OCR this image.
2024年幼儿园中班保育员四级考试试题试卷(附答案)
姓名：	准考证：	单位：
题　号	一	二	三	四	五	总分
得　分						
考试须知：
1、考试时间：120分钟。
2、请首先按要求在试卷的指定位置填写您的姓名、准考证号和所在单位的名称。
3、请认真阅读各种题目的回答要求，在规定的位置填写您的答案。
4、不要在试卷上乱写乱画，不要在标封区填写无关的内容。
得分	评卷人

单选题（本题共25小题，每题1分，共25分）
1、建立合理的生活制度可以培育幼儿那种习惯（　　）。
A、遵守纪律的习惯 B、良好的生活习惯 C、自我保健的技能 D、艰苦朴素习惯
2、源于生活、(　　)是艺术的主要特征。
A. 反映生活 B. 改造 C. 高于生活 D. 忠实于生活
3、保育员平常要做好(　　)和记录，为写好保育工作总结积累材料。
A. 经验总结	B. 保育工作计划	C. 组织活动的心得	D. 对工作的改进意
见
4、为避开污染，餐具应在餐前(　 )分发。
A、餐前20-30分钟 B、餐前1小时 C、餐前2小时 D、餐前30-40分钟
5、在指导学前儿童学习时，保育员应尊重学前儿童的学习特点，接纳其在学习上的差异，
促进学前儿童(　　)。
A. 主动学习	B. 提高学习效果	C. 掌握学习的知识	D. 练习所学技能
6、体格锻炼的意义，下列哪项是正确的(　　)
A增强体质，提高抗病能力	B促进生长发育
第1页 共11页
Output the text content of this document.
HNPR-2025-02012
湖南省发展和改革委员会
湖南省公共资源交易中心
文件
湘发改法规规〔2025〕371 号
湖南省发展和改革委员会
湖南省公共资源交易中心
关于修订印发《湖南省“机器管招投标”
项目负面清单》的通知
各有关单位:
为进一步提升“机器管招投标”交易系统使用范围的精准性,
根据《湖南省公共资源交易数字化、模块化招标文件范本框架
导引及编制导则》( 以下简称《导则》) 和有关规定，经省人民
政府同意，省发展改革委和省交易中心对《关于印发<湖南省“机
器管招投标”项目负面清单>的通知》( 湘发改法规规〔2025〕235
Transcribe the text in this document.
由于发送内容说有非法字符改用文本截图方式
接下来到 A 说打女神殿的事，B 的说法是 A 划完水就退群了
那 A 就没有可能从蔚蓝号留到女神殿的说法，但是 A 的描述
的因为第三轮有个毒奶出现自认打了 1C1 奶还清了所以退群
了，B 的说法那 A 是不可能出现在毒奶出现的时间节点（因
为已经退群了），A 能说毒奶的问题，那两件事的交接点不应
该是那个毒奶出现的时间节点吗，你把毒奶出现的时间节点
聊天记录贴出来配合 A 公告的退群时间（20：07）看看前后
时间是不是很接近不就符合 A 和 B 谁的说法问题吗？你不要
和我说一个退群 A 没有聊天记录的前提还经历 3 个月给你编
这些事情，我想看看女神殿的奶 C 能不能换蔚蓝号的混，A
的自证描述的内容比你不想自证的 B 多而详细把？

# [Task]
Repeat the data verbatim.

# [Expected output]
OCR this image.
2024年幼儿园中班保育员四级考试试题试卷(附答案)
姓名：	准考证：	单位：
题　号	一	二	三	四	五	总分
得　分						
考试须知：
1、考试时间：120分钟。
2、请首先按要求在试卷的指定位置填写您的姓名、准考证号和所在单位的名称。
3、请认真阅读各种题目的回答要求，在规定的位置填写您的答案。
4、不要在试卷上乱写乱画，不要在标封区填写无关的内容。
得分	评卷人

单选题（本题共25小题，每题1分，共25分）
1、建立合理的生活制度可以培育幼儿那种习惯（　　）。
A、遵守纪律的习惯 B、良好的生活习惯 C、自我保健的技能 D、艰苦朴素习惯
2、源于生活、(　　)是艺术的主要特征。
A. 反映生活 B. 改造 C. 高于生活 D. 忠实于生活
3、保育员平常要做好(　　)和记录，为写好保育工作总结积累材料。
A. 经验总结	B. 保育工作计划	C. 组织活动的心得	D. 对工作的改进意
见
4、为避开污染，餐具应在餐前(　 )分发。
A、餐前20-30分钟 B、餐前1小时 C、餐前2小时 D、餐前30-40分钟
5、在指导学前儿童学习时，保育员应尊重学前儿童的学习特点，接纳其在学习上的差异，
促进学前儿童(　　)。
A. 主动学习	B. 提高学习效果	C. 掌握学习的知识	D. 练习所学技能
6、体格锻炼的意义，下列哪项是正确的(　　)
A增强体质，提高抗病能力	B促进生长发育
第1页 共11页
Output the text content of this document.
HNPR-2025-02012
湖南省发展和改革委员会
湖南省公共资源交易中心
文件
湘发改法规规〔2025〕371 号
湖南省发展和改革委员会
湖南省公共资源交易中心
关于修订印发《湖南省“机器管招投标”
项目负面清单》的通知
各有关单位:
为进一步提升“机器管招投标”交易系统使用范围的精准性,
根据《湖南省公共资源交易数字化、模块化招标文件范本框架
导引及编制导则》( 以下简称《导则》) 和有关规定，经省人民
政府同意，省发展改革委和省交易中心对《关于印发<湖南省“机
器管招投标”项目负面清单>的通知》( 湘发改法规规〔2025〕235
Transcribe the text in this document.
由于发送内容说有非法字符改用文本截图方式
接下来到 A 说打女神殿的事，B 的说法是 A 划完水就退群了
那 A 就没有可能从蔚蓝号留到女神殿的说法，但是 A 的描述
的因为第三轮有个毒奶出现自认打了 1C1 奶还清了所以退群
了，B 的说法那 A 是不可能出现在毒奶出现的时间节点（因
为已经退群了），A 能说毒奶的问题，那两件事的交接点不应
该是那个毒奶出现的时间节点吗，你把毒奶出现的时间节点
聊天记录贴出来配合 A 公告的退群时间（20：07）看看前后
时间是不是很接近不就符合 A 和 B 谁的说法问题吗？你不要
和我说一个退群 A 没有聊天记录的前提还经历 3 个月给你编
这些事情，我想看看女神殿的奶 C 能不能换蔚蓝号的混，A
的自证描述的内容比你不想自证的 B 多而详细把？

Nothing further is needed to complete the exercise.